Select from the data all lines with the word "JSON".
-.-.-
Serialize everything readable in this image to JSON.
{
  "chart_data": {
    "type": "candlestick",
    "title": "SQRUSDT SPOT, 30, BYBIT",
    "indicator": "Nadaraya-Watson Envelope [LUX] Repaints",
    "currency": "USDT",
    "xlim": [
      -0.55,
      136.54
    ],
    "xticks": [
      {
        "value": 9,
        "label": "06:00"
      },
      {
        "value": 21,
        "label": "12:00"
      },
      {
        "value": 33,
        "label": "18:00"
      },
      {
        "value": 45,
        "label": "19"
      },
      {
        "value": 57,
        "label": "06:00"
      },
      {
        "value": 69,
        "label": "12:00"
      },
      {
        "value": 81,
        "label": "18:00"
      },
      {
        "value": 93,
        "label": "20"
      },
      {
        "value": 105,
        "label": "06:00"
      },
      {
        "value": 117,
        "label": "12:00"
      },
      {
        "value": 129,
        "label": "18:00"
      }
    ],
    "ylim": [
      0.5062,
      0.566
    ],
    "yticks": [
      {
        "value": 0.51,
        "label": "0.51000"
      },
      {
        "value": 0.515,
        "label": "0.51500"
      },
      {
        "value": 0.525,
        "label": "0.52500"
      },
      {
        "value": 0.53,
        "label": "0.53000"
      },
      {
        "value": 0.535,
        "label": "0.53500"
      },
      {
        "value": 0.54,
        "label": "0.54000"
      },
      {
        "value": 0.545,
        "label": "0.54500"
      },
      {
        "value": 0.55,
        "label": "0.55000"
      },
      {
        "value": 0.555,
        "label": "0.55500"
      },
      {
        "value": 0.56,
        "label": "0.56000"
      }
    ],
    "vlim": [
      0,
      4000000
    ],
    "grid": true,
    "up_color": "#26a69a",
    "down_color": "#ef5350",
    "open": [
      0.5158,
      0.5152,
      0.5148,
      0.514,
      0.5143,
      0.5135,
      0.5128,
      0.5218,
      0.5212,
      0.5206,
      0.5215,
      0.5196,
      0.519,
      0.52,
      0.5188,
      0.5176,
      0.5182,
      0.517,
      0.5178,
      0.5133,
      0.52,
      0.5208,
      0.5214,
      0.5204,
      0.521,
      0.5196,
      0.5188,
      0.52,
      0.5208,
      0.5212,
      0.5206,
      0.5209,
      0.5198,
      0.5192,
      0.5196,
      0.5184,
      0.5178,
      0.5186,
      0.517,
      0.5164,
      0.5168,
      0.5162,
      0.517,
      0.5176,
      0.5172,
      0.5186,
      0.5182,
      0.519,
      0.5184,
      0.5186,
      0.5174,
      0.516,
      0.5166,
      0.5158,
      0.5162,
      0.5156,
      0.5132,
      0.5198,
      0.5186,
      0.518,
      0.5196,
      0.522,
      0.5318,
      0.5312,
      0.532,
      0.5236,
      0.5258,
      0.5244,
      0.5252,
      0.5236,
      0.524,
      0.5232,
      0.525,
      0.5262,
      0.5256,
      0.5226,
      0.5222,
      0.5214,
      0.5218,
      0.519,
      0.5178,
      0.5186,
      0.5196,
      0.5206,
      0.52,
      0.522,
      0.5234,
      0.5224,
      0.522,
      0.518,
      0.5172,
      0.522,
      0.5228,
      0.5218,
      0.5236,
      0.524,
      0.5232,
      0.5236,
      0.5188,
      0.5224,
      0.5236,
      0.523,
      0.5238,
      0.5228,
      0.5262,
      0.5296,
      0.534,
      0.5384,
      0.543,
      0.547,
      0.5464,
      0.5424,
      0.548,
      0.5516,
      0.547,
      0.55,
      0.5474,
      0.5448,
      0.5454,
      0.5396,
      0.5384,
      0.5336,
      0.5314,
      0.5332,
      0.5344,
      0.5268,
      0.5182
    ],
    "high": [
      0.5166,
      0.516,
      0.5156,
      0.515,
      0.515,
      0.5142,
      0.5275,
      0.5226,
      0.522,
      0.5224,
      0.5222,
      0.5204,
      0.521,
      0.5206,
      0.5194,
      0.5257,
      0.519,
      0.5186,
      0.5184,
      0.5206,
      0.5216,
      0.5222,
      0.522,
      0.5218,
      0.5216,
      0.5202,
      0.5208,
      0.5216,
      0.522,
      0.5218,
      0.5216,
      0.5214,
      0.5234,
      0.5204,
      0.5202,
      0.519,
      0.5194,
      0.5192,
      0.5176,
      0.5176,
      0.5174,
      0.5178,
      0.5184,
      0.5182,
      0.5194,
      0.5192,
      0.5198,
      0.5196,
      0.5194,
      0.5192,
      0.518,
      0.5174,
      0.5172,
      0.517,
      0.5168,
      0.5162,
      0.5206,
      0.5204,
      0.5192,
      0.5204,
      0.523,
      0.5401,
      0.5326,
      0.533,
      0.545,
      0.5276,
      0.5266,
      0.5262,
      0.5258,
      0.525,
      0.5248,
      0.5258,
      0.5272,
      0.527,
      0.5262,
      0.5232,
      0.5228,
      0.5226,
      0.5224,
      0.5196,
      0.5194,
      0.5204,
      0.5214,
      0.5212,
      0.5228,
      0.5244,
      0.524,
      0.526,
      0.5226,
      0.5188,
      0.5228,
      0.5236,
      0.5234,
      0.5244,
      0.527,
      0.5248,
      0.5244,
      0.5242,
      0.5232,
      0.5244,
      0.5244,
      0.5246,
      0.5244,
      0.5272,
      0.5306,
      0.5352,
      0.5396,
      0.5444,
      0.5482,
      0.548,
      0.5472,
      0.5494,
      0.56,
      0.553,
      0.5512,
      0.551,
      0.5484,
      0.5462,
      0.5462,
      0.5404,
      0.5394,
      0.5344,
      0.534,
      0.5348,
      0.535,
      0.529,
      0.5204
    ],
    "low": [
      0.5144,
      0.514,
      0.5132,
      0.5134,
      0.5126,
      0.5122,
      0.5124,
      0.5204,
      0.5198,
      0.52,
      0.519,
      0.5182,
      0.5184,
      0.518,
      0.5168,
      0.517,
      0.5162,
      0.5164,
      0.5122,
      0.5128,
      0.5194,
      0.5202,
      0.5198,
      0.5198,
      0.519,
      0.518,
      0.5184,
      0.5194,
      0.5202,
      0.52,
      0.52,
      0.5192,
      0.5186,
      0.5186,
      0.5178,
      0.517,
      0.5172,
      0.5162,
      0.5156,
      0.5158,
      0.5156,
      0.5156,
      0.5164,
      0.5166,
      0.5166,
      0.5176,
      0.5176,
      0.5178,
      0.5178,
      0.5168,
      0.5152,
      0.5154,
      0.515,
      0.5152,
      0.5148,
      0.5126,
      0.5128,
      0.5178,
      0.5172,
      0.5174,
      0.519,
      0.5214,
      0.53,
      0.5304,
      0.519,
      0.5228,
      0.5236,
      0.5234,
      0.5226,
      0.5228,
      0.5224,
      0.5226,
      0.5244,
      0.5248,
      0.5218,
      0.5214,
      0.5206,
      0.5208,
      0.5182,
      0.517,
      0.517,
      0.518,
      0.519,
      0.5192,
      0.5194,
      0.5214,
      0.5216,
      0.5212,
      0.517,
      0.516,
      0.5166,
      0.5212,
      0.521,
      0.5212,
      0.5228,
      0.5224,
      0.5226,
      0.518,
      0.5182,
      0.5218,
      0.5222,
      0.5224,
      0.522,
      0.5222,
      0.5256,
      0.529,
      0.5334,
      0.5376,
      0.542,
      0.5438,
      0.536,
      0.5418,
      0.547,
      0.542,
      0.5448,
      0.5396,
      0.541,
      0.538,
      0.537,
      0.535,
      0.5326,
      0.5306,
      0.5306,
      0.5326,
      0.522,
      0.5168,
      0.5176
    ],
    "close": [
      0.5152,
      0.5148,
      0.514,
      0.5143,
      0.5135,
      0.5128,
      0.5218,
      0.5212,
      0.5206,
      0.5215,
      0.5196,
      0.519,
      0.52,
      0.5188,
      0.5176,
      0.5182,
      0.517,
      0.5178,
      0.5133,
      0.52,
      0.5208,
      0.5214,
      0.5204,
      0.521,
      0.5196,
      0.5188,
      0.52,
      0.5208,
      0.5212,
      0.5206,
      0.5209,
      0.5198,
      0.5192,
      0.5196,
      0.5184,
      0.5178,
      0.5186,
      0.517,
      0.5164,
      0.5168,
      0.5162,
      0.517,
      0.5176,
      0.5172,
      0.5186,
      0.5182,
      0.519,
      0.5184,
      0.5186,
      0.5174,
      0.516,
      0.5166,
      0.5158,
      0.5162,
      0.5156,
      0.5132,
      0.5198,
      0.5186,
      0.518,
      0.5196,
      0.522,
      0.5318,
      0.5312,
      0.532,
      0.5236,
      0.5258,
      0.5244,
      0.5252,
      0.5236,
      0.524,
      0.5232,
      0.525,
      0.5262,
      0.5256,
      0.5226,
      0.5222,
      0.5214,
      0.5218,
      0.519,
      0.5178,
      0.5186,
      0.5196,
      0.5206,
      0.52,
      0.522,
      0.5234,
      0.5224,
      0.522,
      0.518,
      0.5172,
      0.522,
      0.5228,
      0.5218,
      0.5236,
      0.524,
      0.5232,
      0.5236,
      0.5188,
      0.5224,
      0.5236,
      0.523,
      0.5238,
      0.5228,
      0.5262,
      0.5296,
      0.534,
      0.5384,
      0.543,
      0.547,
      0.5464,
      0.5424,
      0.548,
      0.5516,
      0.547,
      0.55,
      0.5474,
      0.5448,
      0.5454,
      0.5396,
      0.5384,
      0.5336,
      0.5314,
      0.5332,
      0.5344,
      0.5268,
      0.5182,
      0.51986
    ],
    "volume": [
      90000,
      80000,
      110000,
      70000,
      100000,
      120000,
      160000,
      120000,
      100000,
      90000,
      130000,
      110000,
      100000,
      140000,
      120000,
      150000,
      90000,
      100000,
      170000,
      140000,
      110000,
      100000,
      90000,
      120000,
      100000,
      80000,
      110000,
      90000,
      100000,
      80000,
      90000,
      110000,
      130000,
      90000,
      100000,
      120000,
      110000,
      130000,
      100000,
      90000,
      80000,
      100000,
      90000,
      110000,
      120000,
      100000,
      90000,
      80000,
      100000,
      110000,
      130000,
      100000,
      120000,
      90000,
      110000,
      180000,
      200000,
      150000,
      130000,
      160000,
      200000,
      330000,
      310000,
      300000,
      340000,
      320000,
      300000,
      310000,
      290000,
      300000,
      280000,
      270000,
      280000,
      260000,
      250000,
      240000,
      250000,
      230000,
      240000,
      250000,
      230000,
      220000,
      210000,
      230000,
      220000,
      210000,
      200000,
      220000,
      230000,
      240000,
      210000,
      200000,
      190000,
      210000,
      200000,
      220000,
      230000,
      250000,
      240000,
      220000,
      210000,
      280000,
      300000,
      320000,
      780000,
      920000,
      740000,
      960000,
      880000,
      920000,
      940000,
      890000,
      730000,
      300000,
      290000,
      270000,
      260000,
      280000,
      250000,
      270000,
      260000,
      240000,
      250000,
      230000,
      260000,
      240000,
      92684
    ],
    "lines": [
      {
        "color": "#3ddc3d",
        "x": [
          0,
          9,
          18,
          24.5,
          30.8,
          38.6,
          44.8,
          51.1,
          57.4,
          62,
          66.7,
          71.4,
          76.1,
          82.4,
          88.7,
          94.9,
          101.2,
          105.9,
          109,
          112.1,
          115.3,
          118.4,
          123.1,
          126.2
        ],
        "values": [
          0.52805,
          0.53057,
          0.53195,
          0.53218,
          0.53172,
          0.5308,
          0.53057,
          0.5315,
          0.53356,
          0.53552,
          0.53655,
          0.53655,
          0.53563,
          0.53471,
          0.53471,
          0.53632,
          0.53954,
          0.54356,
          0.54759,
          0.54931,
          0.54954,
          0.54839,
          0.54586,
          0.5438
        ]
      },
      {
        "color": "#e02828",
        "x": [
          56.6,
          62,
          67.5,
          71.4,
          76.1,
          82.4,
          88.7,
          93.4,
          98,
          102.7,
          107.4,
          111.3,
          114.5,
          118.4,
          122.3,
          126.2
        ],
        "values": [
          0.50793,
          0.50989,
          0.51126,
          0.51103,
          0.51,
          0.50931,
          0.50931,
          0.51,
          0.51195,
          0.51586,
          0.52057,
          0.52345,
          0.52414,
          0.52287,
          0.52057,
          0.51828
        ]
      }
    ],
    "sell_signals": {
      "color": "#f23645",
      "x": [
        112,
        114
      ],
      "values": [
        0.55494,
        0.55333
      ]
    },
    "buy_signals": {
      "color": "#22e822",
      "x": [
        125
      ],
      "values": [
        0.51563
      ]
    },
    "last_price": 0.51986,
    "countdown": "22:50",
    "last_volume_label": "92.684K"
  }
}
-.-.-
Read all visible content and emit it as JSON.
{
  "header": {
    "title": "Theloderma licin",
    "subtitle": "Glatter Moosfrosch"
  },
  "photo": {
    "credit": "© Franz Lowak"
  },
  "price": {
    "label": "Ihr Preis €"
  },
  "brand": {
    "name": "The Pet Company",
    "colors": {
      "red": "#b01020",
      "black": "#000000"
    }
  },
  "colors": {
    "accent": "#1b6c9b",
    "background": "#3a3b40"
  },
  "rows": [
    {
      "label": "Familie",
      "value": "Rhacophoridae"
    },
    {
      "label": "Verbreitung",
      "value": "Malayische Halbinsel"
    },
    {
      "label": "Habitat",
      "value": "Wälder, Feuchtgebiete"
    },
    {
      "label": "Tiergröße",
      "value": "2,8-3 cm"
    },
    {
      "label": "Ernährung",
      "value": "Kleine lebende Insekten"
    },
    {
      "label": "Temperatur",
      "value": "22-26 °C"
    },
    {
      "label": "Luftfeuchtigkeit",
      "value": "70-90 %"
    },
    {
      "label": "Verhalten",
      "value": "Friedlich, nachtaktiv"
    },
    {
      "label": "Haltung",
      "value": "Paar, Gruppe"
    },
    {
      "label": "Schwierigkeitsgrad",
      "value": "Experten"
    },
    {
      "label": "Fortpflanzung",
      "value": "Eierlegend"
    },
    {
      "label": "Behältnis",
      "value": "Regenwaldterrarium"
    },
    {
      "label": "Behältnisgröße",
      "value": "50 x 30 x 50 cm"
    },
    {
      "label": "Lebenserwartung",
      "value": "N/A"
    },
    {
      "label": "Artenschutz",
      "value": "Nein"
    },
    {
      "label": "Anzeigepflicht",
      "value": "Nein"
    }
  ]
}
-.-.-
ANSWER TO THE EXERCISE
Serialize everything readable in this image to JSON.
Read all visible content and emit it as JSON.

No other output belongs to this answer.